↓↓↓

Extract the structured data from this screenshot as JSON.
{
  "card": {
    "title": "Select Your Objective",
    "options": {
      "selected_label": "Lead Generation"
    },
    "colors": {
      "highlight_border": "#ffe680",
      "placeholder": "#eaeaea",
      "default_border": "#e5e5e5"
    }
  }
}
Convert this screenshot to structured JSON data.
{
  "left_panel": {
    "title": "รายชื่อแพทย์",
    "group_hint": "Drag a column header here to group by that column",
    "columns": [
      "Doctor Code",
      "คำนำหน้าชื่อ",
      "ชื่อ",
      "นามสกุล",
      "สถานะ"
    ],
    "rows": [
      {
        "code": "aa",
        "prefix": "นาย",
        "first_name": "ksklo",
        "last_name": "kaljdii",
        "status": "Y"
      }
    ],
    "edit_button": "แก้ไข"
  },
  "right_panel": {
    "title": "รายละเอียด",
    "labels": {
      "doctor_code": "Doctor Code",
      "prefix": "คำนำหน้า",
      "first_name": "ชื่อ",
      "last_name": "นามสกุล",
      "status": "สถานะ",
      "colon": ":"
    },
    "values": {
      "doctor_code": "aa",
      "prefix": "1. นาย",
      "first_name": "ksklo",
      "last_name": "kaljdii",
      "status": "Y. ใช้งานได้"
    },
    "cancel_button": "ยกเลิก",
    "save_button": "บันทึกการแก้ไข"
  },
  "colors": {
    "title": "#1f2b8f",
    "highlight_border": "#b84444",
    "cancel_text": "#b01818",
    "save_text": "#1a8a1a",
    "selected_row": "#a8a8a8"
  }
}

↑↑↑

Problem to solve: Please copy out each record, character for character.

Output for this exercise:
Extract the structured data from this screenshot as JSON.
{
  "card": {
    "title": "Select Your Objective",
    "options": {
      "selected_label": "Lead Generation"
    },
    "colors": {
      "highlight_border": "#ffe680",
      "placeholder": "#eaeaea",
      "default_border": "#e5e5e5"
    }
  }
}
Convert this screenshot to structured JSON data.
{
  "left_panel": {
    "title": "รายชื่อแพทย์",
    "group_hint": "Drag a column header here to group by that column",
    "columns": [
      "Doctor Code",
      "คำนำหน้าชื่อ",
      "ชื่อ",
      "นามสกุล",
      "สถานะ"
    ],
    "rows": [
      {
        "code": "aa",
        "prefix": "นาย",
        "first_name": "ksklo",
        "last_name": "kaljdii",
        "status": "Y"
      }
    ],
    "edit_button": "แก้ไข"
  },
  "right_panel": {
    "title": "รายละเอียด",
    "labels": {
      "doctor_code": "Doctor Code",
      "prefix": "คำนำหน้า",
      "first_name": "ชื่อ",
      "last_name": "นามสกุล",
      "status": "สถานะ",
      "colon": ":"
    },
    "values": {
      "doctor_code": "aa",
      "prefix": "1. นาย",
      "first_name": "ksklo",
      "last_name": "kaljdii",
      "status": "Y. ใช้งานได้"
    },
    "cancel_button": "ยกเลิก",
    "save_button": "บันทึกการแก้ไข"
  },
  "colors": {
    "title": "#1f2b8f",
    "highlight_border": "#b84444",
    "cancel_text": "#b01818",
    "save_text": "#1a8a1a",
    "selected_row": "#a8a8a8"
  }
}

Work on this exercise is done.